#### Check your understanding
**A.** In the discussion comparing Elastic Defend and ESET below, what reasons are given for Elastic tending to have a relatively higher false-positive rate?
**B.** Pick up the discussion comparing Elastic Defend and ESET, which is given below, and carry it on past its last sentence.

Hi Guys,
Looking for some advice. I currently have a Serverless Elastic Security Enterprise subscription and have the agent running on all my clients. My ES profiles are configured to "Detect only". I also use Eset Protect on the client machines too. Both have worked in harmony for a while. However, renewals are coming up and I was wanting to get the communities take on dumping Eset, reconfiguring my profiles and fully committing to Elastic Defend to be my sole AV/EDR for end users.
Anyone got any commets/thoughts or advice on the matter.
Thanks
In terms of protection capabilities, Elastic Defend is significantly stronger than ESET Endpoint Security. That said, Elastic generally consumes more memory and CPU than ESET. Because Elastic relies heavily on machine learning models to detect malicious executables, and because its behavioral protection processes events at scale, performs high-precision call stack analysis on Windows, and applies a large number of real-time behavioral detection rules, it also tends to have a relatively higher false-positive rate.
By contrast, ESET focuses on rapidly updated, high-accuracy signatures and heuristics, supplemented by memory scanning. (Elastic's memory threat protection also includes memory scanning, but it is less dependent on it.) ESET can accurately detect a wide range of malware, risk tools, and potentially unwanted applications (PUAs), but it is much weaker in terms of behavioral protection. Its Deep Behavioral Inspection can only detect known malware families. However, its performance overhead and false-positive rate are both lower—assuming that detections of potentially unwanted or potentially unsafe applications are not counted as false positives, even though such detections may sometimes affect legitimate software or packed/obfuscated programs.

#### Data extract
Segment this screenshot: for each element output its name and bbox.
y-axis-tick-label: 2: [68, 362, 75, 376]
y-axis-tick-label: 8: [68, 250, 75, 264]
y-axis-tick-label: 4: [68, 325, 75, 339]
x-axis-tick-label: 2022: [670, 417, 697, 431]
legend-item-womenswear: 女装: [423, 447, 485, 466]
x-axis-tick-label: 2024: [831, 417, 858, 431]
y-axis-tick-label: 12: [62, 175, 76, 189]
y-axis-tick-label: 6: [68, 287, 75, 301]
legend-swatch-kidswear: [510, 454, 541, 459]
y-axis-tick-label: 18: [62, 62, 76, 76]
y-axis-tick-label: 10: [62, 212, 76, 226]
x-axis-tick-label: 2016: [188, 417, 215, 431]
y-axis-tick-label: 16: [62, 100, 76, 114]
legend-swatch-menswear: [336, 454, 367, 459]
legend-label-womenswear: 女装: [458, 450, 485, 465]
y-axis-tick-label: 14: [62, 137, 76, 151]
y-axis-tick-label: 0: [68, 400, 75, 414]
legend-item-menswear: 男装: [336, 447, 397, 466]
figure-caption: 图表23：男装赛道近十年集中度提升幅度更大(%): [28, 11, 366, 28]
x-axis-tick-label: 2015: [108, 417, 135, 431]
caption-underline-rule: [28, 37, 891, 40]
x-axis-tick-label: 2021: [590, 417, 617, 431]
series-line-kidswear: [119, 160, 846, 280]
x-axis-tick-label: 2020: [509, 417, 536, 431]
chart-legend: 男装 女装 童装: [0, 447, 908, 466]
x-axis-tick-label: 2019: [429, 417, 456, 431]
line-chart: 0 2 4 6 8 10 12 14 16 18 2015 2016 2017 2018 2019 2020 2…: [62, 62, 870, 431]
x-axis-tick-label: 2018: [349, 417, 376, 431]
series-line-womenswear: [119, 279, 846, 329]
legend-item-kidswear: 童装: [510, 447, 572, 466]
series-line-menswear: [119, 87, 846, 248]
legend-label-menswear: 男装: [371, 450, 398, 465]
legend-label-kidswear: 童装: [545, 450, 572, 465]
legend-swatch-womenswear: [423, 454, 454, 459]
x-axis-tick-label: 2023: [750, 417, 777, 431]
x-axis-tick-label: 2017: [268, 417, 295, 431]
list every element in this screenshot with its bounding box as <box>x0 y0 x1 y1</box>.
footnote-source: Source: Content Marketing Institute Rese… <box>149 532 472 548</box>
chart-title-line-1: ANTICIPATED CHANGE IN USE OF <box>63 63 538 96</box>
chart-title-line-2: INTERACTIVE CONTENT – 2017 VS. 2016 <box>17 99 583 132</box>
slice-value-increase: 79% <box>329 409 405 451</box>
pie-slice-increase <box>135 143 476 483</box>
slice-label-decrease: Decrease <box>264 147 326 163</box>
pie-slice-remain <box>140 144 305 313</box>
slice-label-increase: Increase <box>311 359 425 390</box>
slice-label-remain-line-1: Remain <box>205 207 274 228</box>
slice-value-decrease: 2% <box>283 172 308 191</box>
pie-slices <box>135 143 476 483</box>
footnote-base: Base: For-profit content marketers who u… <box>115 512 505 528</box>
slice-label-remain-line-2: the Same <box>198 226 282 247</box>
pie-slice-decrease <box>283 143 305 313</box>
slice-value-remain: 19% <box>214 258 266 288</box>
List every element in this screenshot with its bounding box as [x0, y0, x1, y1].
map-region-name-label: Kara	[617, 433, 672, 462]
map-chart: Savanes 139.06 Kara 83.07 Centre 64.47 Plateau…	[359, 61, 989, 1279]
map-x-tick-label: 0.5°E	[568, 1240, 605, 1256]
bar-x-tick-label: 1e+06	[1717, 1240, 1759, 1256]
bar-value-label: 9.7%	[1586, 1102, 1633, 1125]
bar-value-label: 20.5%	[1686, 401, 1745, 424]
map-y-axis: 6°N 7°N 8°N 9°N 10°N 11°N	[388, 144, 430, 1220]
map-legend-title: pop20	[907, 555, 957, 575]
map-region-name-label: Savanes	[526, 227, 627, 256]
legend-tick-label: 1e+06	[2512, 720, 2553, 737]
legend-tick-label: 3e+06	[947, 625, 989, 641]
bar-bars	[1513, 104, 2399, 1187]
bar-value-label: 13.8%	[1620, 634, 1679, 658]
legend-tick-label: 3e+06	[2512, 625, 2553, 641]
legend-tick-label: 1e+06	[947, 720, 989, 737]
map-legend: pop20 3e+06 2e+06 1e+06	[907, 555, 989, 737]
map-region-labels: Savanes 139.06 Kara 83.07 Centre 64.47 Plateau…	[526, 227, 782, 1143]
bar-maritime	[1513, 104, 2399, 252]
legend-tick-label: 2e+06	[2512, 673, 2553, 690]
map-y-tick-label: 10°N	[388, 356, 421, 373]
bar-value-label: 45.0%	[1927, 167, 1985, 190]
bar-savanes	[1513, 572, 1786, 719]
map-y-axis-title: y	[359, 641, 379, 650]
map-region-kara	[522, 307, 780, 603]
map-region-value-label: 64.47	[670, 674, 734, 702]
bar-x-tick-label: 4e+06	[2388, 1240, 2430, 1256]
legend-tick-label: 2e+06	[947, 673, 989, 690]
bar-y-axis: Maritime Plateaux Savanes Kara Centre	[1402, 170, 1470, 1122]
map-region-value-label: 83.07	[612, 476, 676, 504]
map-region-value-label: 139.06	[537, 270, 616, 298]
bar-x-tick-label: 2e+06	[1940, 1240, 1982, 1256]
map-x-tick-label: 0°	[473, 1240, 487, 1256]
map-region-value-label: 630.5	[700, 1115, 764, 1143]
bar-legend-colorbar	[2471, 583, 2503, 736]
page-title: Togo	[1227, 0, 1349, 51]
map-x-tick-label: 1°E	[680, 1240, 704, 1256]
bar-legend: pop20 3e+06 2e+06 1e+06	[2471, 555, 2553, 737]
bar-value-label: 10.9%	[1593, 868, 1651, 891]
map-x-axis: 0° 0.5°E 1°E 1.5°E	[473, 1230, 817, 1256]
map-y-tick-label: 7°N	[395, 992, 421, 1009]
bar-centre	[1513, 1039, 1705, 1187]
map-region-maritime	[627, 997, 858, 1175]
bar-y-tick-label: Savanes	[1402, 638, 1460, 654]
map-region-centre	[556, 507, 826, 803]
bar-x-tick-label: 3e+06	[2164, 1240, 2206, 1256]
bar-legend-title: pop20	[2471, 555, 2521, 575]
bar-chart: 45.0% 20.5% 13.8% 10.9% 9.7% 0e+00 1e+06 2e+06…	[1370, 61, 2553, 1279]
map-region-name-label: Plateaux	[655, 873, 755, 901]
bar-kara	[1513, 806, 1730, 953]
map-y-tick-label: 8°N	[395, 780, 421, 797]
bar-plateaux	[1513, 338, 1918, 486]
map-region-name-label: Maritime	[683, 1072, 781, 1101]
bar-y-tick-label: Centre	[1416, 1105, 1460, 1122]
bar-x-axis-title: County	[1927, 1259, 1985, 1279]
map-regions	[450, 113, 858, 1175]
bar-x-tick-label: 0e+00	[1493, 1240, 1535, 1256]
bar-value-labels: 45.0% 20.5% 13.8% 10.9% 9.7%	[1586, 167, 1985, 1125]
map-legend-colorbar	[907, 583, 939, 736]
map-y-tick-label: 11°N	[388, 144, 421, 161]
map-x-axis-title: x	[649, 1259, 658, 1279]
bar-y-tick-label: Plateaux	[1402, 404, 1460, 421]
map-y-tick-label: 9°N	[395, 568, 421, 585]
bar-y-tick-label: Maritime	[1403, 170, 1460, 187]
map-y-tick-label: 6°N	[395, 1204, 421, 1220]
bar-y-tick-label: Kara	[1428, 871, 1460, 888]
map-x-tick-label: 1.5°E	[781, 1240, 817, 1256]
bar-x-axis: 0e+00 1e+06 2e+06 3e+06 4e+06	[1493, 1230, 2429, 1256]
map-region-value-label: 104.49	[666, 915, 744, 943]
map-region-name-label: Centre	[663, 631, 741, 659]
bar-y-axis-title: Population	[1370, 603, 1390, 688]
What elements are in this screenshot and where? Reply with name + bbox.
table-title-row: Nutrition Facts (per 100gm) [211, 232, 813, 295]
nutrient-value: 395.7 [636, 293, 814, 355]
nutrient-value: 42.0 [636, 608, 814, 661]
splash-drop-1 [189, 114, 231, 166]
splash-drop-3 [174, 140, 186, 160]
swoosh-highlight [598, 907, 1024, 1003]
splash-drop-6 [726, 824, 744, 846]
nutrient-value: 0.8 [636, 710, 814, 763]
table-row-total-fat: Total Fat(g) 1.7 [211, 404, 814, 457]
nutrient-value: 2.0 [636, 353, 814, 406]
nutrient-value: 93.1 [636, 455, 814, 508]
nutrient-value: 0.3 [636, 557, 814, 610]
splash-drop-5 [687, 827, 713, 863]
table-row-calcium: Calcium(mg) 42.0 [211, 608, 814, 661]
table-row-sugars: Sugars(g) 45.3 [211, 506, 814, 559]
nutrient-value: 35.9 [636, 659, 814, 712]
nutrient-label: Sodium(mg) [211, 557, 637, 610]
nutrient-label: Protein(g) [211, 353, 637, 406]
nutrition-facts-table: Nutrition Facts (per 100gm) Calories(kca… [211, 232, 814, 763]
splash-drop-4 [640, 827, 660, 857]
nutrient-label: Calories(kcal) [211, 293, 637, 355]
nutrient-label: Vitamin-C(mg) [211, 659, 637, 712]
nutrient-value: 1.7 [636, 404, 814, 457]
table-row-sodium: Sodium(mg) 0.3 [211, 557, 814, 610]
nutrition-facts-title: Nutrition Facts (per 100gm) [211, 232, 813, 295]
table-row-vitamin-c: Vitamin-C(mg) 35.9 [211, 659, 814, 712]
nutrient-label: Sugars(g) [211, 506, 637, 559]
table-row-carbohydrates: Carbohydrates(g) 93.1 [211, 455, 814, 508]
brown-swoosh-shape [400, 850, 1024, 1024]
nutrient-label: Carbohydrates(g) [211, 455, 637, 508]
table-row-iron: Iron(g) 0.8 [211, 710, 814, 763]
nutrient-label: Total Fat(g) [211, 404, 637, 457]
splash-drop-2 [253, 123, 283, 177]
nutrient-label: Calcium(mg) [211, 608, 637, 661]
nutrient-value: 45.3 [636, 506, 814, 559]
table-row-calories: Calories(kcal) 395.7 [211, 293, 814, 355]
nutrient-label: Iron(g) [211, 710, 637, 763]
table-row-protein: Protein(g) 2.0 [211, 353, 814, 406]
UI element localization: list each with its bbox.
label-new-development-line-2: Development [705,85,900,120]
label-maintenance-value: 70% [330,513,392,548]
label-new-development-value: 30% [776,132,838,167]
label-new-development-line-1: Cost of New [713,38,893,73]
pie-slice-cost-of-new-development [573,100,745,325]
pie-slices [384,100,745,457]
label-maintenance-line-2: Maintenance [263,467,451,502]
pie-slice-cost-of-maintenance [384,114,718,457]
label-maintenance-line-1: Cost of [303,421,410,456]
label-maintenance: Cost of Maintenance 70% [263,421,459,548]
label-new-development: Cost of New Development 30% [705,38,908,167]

#### Responses by item number
**A.**
- It relies heavily on machine learning models to detect malicious executables.
- Its behavioral protection processes events at scale.
- It performs high-precision call stack analysis on Windows.
- It applies a large number of real-time behavioral detection rules.

**B.**
I've never used ESET Enterprise Inspector, so I cannot offer a recommendation on it. Based on MITRE's test results, ESET's EDR does not appear to be in the top tier, and it is at least clearly behind products from vendors such as CrowdStrike, SentinelOne, and Palo Alto Networks. Elastic EDR also has relatively limited capabilities in data collection, correlation, and analysis, but the overall experience is still fairly decent. It works reasonably well if the security operations team can adapt to its workflow, although some of my friends find it comparatively difficult to use and not very intuitive.
Overall, unless you have particularly strict requirements around performance impact or false positives, I would definitely recommend replacing ESET with Elastic. Thanks.
Hi,
I appreciate your balanced and informative comment. From what I found, you're right. Defend's detection is far better. There is a bit more involvment in the day to day management of this plaform being the sole provider of endpoint security, however, I think the "juice is worth the squeeze".